Written request
Locate every line that holds the string "about" and copy it.

Saved entries
.....
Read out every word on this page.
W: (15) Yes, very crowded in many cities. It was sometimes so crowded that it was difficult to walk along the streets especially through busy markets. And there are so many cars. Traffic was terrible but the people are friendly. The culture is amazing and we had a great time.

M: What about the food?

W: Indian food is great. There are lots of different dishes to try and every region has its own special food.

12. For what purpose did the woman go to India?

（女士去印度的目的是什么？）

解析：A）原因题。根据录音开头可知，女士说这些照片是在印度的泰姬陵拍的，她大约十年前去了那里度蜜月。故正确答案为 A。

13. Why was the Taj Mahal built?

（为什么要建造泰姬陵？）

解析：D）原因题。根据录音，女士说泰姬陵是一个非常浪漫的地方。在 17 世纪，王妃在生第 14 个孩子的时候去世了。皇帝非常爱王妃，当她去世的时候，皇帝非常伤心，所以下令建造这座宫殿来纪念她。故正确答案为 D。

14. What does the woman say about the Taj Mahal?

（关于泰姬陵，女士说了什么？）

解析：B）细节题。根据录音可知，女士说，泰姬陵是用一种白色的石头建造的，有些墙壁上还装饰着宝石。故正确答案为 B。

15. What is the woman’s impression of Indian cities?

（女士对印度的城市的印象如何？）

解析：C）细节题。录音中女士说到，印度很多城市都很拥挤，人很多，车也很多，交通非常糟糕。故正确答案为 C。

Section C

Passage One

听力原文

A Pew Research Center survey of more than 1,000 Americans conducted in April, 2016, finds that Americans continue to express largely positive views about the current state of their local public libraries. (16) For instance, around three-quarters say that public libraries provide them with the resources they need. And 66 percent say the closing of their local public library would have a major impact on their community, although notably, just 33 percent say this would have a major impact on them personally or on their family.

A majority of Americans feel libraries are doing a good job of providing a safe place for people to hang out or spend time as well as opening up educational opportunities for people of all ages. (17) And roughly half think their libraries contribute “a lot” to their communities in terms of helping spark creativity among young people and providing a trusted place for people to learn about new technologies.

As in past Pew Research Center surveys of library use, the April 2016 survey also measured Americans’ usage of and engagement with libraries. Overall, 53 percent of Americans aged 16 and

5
.....
Written response
M: What about the food?
14. What does the woman say about the Taj Mahal?
A Pew Research Center survey of more than 1,000 Americans conducted in April, 2016, finds that Americans continue to express largely positive views about the current state of their local public libraries. (16) For instance, around three-quarters say that public libraries provide them with the resources they need. And 66 percent say the closing of their local public library would have a major impact on their community, although notably, just 33 percent say this would have a major impact on them personally or on their family.
A majority of Americans feel libraries are doing a good job of providing a safe place for people to hang out or spend time as well as opening up educational opportunities for people of all ages. (17) And roughly half think their libraries contribute “a lot” to their communities in terms of helping spark creativity among young people and providing a trusted place for people to learn about new technologies.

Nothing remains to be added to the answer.